▶ _What you will do_:
a. Copy word for word the part of the LLVM range analysis thread that opens with the words containing "if (x > 10)" and closes with "such as Java.".
b. In the LLVM range analysis thread, whose algorithm is the implementation said to be based on?

We must assume that [-inf, +inf] \subseteq n. One of my lab mates is working
on an inter-procedural version of the analysis. His project is on a very
initial stage though.


>  Moreover, our implementation is based on a very modern algorithm, by Su
> and Wagner [1], augmented with Gawlitza’s technique to handle cycles [3]. We
> believe that this is the fastest implementation of such an analysis.
>
> Finally, the third item is also no longer a problem. Presently LLVM offers
> the Lazy Value Info interface that reports when variables are constants. The
> current LVI implementation also provides infra-structure to deal with ranges
> of integer intervals. However, it does not contain a fully functional
> implementation yet, an omission that we hope to fix with this project.
>
>
> Again, you need to be clear about whether any optimizations use this for
> anything beyond seeing if a value is constant, and if not, describe what
> optimizations you plan to write to fix that.
>
>
>
I think the big client would be dead-code elimination:

if (x > 10) {...}

If we know that x is [0, 10], for instance, then this branch is dead. This
kind of optimization is stronger than Zadeck's conditional constant
propagation, and I believe that it would be good for array-bounds check
elimination in memory safe languages such as Java.


>
> Timeline and Testing Methodology
>
>    1. Change the LVI interface, adding a new method to it: getRange(Value
>    *V), so that we can, not only know if a variable is
>
>
> No comma after can.
>
>
>
>    1. a constant, but also know its range of values whenever it is not a
>    constant.
>    2. Change the implementation of the prototype range analysis that LVI
>    already uses, so that it will use our implementation.
>    3. Implement the sparse conditional constant propagation to use LVI.
>    This, in addition to JumpThreading will be another client that will use LVI.
>
>
> Is there an advantage to using your analysis for conditional constant
> propagation?  I see the value in range analysis, but I don't see what your
> algorithm adds above what is already there.  Please specify.

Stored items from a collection

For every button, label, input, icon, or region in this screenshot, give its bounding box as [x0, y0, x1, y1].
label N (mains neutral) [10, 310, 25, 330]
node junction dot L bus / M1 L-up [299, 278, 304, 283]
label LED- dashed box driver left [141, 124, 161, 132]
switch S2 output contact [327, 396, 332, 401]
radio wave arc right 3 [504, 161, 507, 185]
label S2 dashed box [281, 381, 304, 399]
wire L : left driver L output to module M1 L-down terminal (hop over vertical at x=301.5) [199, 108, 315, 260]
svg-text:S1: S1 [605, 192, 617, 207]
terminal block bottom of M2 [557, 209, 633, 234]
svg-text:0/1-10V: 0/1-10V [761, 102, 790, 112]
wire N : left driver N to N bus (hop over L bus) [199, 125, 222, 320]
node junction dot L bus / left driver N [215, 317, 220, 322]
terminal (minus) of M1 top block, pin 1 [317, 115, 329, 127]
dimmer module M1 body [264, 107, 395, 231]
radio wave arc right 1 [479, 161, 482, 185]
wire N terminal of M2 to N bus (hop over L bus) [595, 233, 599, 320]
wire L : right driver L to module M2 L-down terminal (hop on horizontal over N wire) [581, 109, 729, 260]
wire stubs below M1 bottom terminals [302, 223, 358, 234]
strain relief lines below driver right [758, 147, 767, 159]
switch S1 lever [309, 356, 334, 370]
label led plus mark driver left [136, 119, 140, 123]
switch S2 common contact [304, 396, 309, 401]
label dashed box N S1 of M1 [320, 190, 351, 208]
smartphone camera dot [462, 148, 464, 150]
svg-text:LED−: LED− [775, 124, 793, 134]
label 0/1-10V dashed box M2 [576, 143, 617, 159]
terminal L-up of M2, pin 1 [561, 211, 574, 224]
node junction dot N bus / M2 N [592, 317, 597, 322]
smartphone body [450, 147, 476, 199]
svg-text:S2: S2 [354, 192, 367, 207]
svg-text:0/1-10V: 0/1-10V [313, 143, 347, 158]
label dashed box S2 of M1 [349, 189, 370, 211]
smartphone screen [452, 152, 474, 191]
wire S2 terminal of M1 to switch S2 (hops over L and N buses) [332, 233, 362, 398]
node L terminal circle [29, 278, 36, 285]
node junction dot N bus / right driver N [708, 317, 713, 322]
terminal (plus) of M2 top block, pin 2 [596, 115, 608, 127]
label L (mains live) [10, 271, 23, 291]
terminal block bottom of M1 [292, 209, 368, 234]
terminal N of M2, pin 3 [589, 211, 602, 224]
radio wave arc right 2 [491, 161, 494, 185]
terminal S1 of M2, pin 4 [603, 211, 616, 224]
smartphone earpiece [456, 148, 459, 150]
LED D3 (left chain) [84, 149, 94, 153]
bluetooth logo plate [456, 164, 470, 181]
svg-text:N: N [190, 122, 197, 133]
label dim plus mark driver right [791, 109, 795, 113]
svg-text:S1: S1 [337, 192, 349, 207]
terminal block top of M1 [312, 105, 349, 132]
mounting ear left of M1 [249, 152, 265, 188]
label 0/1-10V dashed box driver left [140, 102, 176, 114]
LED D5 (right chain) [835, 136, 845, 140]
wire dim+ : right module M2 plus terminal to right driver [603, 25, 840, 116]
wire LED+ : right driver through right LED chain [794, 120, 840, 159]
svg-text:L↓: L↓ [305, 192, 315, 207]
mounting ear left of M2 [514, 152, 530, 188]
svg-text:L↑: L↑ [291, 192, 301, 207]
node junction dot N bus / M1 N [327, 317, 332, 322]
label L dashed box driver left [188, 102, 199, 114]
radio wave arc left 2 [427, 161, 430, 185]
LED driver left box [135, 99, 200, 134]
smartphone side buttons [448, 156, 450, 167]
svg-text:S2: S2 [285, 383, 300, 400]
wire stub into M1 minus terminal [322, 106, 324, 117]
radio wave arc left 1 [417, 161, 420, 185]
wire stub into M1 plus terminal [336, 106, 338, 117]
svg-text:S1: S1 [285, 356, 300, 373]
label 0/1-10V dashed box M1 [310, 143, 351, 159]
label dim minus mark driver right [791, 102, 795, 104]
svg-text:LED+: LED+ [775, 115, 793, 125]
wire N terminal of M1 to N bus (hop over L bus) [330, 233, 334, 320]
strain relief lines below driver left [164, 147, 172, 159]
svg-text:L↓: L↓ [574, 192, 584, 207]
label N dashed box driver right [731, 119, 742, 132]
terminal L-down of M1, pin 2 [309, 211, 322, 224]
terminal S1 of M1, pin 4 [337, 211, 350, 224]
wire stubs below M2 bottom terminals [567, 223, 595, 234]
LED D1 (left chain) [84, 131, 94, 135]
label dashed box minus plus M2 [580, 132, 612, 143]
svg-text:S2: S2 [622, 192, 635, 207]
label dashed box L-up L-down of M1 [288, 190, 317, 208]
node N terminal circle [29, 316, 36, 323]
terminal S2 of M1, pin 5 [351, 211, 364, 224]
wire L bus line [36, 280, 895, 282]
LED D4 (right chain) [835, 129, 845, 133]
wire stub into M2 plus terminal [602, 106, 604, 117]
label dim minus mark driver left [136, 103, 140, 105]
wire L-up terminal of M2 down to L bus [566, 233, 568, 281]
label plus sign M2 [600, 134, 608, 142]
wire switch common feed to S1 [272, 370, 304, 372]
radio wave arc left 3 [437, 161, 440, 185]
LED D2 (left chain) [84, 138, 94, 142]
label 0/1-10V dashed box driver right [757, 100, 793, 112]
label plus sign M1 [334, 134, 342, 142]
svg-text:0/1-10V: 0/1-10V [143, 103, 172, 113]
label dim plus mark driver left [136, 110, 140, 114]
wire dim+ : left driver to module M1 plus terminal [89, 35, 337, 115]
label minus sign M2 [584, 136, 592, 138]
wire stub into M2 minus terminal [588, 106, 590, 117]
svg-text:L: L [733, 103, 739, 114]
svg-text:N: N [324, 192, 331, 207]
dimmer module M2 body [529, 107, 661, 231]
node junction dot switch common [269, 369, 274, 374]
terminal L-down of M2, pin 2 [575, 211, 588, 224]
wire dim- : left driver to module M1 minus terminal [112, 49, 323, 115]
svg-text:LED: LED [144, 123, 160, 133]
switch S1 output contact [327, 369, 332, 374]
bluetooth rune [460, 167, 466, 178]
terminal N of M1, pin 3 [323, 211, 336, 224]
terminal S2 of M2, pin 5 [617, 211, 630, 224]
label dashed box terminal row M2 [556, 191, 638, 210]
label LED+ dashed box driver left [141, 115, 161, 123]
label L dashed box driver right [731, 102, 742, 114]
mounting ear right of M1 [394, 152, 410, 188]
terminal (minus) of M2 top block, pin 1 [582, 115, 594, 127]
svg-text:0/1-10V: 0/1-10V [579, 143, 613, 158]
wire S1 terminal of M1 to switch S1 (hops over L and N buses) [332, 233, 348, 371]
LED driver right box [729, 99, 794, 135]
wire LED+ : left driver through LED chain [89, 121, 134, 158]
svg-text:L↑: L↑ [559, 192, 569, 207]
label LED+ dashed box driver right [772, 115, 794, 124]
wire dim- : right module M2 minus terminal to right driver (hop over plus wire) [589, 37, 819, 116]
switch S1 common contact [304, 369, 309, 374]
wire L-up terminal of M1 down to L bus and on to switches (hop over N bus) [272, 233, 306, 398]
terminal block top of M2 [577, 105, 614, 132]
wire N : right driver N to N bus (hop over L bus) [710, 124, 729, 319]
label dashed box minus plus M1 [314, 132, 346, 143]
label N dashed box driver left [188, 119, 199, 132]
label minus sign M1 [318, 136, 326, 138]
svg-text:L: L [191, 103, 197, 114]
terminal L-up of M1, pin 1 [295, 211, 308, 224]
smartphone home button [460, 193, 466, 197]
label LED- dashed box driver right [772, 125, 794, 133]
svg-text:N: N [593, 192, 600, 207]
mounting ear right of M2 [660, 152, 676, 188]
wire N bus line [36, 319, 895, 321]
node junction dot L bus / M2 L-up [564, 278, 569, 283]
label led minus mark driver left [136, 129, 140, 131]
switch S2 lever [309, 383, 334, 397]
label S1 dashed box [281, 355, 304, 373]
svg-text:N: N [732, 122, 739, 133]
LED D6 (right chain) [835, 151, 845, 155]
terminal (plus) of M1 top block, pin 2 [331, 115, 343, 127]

▶ _Outputs for the tasks_:
a.
if (x > 10) {...}

If we know that x is [0, 10], for instance, then this branch is dead. This
kind of optimization is stronger than Zadeck's conditional constant
propagation, and I believe that it would be good for array-bounds check
elimination in memory safe languages such as Java.

b. The implementation is based on an algorithm by Su and Wagner, augmented with Gawlitza's technique to handle cycles.